§ EXERCISE REQUIREMENTS:
Transcribe the data that follows precisely, omitting nothing.

* START *

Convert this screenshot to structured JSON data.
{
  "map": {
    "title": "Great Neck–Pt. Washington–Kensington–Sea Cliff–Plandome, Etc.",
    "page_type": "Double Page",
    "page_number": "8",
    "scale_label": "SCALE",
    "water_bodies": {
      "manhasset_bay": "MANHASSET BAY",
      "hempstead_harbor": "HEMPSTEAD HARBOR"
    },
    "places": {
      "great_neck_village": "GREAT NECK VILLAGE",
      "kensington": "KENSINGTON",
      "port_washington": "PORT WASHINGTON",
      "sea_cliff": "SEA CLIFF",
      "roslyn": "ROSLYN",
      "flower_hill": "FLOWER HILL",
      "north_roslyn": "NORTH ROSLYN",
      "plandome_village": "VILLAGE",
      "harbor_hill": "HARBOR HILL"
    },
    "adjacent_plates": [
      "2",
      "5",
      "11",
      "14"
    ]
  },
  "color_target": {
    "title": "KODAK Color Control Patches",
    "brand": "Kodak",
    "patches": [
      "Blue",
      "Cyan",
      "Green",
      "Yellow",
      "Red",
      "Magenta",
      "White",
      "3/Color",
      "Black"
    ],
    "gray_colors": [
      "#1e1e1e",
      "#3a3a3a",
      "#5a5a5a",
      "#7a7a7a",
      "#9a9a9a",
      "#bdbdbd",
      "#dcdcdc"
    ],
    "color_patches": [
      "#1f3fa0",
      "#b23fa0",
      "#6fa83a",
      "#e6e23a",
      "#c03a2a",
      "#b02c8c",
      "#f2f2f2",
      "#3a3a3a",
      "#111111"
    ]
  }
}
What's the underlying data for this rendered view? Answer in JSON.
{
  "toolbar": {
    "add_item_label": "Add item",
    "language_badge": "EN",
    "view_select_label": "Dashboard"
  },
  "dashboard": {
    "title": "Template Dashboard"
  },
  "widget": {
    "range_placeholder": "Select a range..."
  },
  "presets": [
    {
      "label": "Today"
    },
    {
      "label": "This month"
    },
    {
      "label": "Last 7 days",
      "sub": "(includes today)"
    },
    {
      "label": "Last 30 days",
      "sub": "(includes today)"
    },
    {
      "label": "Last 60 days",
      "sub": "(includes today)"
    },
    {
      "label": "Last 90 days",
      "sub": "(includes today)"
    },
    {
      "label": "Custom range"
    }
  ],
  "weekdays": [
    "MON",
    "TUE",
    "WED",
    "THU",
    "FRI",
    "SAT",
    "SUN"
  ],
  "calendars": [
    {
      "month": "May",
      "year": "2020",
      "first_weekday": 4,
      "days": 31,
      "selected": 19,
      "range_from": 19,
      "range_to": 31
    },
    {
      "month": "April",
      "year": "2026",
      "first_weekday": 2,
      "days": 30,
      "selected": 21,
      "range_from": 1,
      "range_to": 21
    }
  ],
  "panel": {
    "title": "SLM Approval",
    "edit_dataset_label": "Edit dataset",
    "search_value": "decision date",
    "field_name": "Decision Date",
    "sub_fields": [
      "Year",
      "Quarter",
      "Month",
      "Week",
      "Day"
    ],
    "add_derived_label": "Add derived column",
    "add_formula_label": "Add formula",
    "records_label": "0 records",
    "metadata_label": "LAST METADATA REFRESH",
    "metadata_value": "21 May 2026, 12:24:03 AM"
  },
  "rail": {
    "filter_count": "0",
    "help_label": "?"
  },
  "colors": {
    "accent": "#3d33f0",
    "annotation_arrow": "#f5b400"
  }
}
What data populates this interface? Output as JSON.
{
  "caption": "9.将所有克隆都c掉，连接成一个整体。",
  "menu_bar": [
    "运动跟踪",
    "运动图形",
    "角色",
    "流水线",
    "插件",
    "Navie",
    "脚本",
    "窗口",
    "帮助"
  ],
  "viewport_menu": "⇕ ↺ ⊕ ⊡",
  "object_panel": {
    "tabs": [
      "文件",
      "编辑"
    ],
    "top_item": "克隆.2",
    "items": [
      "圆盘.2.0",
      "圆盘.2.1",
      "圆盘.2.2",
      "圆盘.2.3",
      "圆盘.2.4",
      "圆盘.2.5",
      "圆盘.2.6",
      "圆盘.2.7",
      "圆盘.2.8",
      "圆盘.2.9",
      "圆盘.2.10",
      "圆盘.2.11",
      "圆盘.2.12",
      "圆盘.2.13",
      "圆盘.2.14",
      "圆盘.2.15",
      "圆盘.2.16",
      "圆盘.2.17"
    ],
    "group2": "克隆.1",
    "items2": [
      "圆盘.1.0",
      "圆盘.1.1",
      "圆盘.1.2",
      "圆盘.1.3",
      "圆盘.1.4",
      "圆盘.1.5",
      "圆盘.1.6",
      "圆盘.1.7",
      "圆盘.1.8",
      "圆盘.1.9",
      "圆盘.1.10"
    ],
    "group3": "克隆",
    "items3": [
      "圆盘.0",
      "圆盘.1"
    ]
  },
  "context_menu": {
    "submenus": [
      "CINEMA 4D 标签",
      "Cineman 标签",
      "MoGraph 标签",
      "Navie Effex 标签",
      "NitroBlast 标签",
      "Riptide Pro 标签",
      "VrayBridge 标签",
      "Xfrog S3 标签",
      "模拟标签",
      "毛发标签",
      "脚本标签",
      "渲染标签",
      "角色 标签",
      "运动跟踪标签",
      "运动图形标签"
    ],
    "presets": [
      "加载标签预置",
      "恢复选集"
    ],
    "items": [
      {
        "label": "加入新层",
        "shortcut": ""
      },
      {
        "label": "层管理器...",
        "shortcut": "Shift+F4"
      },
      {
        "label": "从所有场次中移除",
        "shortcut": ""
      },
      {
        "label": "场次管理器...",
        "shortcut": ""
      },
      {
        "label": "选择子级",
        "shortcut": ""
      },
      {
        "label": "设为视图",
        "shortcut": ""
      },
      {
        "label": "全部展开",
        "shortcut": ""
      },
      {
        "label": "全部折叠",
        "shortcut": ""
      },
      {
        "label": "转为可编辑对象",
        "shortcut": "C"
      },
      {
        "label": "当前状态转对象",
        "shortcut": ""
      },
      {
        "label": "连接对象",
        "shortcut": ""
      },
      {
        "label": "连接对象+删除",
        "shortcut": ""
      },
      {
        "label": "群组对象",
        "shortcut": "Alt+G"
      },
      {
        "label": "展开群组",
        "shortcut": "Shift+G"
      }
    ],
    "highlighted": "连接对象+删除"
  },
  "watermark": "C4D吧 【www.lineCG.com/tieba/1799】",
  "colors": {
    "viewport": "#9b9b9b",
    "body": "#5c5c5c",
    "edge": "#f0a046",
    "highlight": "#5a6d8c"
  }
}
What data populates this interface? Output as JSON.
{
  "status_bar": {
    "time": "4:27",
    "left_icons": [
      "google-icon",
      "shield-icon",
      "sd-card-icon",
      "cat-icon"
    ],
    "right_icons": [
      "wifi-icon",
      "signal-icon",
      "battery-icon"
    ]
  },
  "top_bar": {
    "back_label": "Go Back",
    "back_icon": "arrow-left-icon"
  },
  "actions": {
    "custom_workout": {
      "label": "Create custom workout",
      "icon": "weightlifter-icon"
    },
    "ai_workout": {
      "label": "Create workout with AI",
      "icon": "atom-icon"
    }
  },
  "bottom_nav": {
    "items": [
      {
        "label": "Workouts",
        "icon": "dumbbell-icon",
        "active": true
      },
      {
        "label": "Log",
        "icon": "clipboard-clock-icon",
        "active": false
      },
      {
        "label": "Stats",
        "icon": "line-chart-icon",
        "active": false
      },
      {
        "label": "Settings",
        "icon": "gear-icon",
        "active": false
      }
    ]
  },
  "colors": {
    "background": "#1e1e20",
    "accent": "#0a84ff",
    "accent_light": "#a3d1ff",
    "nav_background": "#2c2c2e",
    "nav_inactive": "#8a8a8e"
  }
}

* END *

§ EXERCISE SOLUTION:
Convert this screenshot to structured JSON data.
{
  "map": {
    "title": "Great Neck–Pt. Washington–Kensington–Sea Cliff–Plandome, Etc.",
    "page_type": "Double Page",
    "page_number": "8",
    "scale_label": "SCALE",
    "water_bodies": {
      "manhasset_bay": "MANHASSET BAY",
      "hempstead_harbor": "HEMPSTEAD HARBOR"
    },
    "places": {
      "great_neck_village": "GREAT NECK VILLAGE",
      "kensington": "KENSINGTON",
      "port_washington": "PORT WASHINGTON",
      "sea_cliff": "SEA CLIFF",
      "roslyn": "ROSLYN",
      "flower_hill": "FLOWER HILL",
      "north_roslyn": "NORTH ROSLYN",
      "plandome_village": "VILLAGE",
      "harbor_hill": "HARBOR HILL"
    },
    "adjacent_plates": [
      "2",
      "5",
      "11",
      "14"
    ]
  },
  "color_target": {
    "title": "KODAK Color Control Patches",
    "brand": "Kodak",
    "patches": [
      "Blue",
      "Cyan",
      "Green",
      "Yellow",
      "Red",
      "Magenta",
      "White",
      "3/Color",
      "Black"
    ],
    "gray_colors": [
      "#1e1e1e",
      "#3a3a3a",
      "#5a5a5a",
      "#7a7a7a",
      "#9a9a9a",
      "#bdbdbd",
      "#dcdcdc"
    ],
    "color_patches": [
      "#1f3fa0",
      "#b23fa0",
      "#6fa83a",
      "#e6e23a",
      "#c03a2a",
      "#b02c8c",
      "#f2f2f2",
      "#3a3a3a",
      "#111111"
    ]
  }
}
What's the underlying data for this rendered view? Answer in JSON.
{
  "toolbar": {
    "add_item_label": "Add item",
    "language_badge": "EN",
    "view_select_label": "Dashboard"
  },
  "dashboard": {
    "title": "Template Dashboard"
  },
  "widget": {
    "range_placeholder": "Select a range..."
  },
  "presets": [
    {
      "label": "Today"
    },
    {
      "label": "This month"
    },
    {
      "label": "Last 7 days",
      "sub": "(includes today)"
    },
    {
      "label": "Last 30 days",
      "sub": "(includes today)"
    },
    {
      "label": "Last 60 days",
      "sub": "(includes today)"
    },
    {
      "label": "Last 90 days",
      "sub": "(includes today)"
    },
    {
      "label": "Custom range"
    }
  ],
  "weekdays": [
    "MON",
    "TUE",
    "WED",
    "THU",
    "FRI",
    "SAT",
    "SUN"
  ],
  "calendars": [
    {
      "month": "May",
      "year": "2020",
      "first_weekday": 4,
      "days": 31,
      "selected": 19,
      "range_from": 19,
      "range_to": 31
    },
    {
      "month": "April",
      "year": "2026",
      "first_weekday": 2,
      "days": 30,
      "selected": 21,
      "range_from": 1,
      "range_to": 21
    }
  ],
  "panel": {
    "title": "SLM Approval",
    "edit_dataset_label": "Edit dataset",
    "search_value": "decision date",
    "field_name": "Decision Date",
    "sub_fields": [
      "Year",
      "Quarter",
      "Month",
      "Week",
      "Day"
    ],
    "add_derived_label": "Add derived column",
    "add_formula_label": "Add formula",
    "records_label": "0 records",
    "metadata_label": "LAST METADATA REFRESH",
    "metadata_value": "21 May 2026, 12:24:03 AM"
  },
  "rail": {
    "filter_count": "0",
    "help_label": "?"
  },
  "colors": {
    "accent": "#3d33f0",
    "annotation_arrow": "#f5b400"
  }
}
What data populates this interface? Output as JSON.
{
  "caption": "9.将所有克隆都c掉，连接成一个整体。",
  "menu_bar": [
    "运动跟踪",
    "运动图形",
    "角色",
    "流水线",
    "插件",
    "Navie",
    "脚本",
    "窗口",
    "帮助"
  ],
  "viewport_menu": "⇕ ↺ ⊕ ⊡",
  "object_panel": {
    "tabs": [
      "文件",
      "编辑"
    ],
    "top_item": "克隆.2",
    "items": [
      "圆盘.2.0",
      "圆盘.2.1",
      "圆盘.2.2",
      "圆盘.2.3",
      "圆盘.2.4",
      "圆盘.2.5",
      "圆盘.2.6",
      "圆盘.2.7",
      "圆盘.2.8",
      "圆盘.2.9",
      "圆盘.2.10",
      "圆盘.2.11",
      "圆盘.2.12",
      "圆盘.2.13",
      "圆盘.2.14",
      "圆盘.2.15",
      "圆盘.2.16",
      "圆盘.2.17"
    ],
    "group2": "克隆.1",
    "items2": [
      "圆盘.1.0",
      "圆盘.1.1",
      "圆盘.1.2",
      "圆盘.1.3",
      "圆盘.1.4",
      "圆盘.1.5",
      "圆盘.1.6",
      "圆盘.1.7",
      "圆盘.1.8",
      "圆盘.1.9",
      "圆盘.1.10"
    ],
    "group3": "克隆",
    "items3": [
      "圆盘.0",
      "圆盘.1"
    ]
  },
  "context_menu": {
    "submenus": [
      "CINEMA 4D 标签",
      "Cineman 标签",
      "MoGraph 标签",
      "Navie Effex 标签",
      "NitroBlast 标签",
      "Riptide Pro 标签",
      "VrayBridge 标签",
      "Xfrog S3 标签",
      "模拟标签",
      "毛发标签",
      "脚本标签",
      "渲染标签",
      "角色 标签",
      "运动跟踪标签",
      "运动图形标签"
    ],
    "presets": [
      "加载标签预置",
      "恢复选集"
    ],
    "items": [
      {
        "label": "加入新层",
        "shortcut": ""
      },
      {
        "label": "层管理器...",
        "shortcut": "Shift+F4"
      },
      {
        "label": "从所有场次中移除",
        "shortcut": ""
      },
      {
        "label": "场次管理器...",
        "shortcut": ""
      },
      {
        "label": "选择子级",
        "shortcut": ""
      },
      {
        "label": "设为视图",
        "shortcut": ""
      },
      {
        "label": "全部展开",
        "shortcut": ""
      },
      {
        "label": "全部折叠",
        "shortcut": ""
      },
      {
        "label": "转为可编辑对象",
        "shortcut": "C"
      },
      {
        "label": "当前状态转对象",
        "shortcut": ""
      },
      {
        "label": "连接对象",
        "shortcut": ""
      },
      {
        "label": "连接对象+删除",
        "shortcut": ""
      },
      {
        "label": "群组对象",
        "shortcut": "Alt+G"
      },
      {
        "label": "展开群组",
        "shortcut": "Shift+G"
      }
    ],
    "highlighted": "连接对象+删除"
  },
  "watermark": "C4D吧 【www.lineCG.com/tieba/1799】",
  "colors": {
    "viewport": "#9b9b9b",
    "body": "#5c5c5c",
    "edge": "#f0a046",
    "highlight": "#5a6d8c"
  }
}
What data populates this interface? Output as JSON.
{
  "status_bar": {
    "time": "4:27",
    "left_icons": [
      "google-icon",
      "shield-icon",
      "sd-card-icon",
      "cat-icon"
    ],
    "right_icons": [
      "wifi-icon",
      "signal-icon",
      "battery-icon"
    ]
  },
  "top_bar": {
    "back_label": "Go Back",
    "back_icon": "arrow-left-icon"
  },
  "actions": {
    "custom_workout": {
      "label": "Create custom workout",
      "icon": "weightlifter-icon"
    },
    "ai_workout": {
      "label": "Create workout with AI",
      "icon": "atom-icon"
    }
  },
  "bottom_nav": {
    "items": [
      {
        "label": "Workouts",
        "icon": "dumbbell-icon",
        "active": true
      },
      {
        "label": "Log",
        "icon": "clipboard-clock-icon",
        "active": false
      },
      {
        "label": "Stats",
        "icon": "line-chart-icon",
        "active": false
      },
      {
        "label": "Settings",
        "icon": "gear-icon",
        "active": false
      }
    ]
  },
  "colors": {
    "background": "#1e1e20",
    "accent": "#0a84ff",
    "accent_light": "#a3d1ff",
    "nav_background": "#2c2c2e",
    "nav_inactive": "#8a8a8e"
  }
}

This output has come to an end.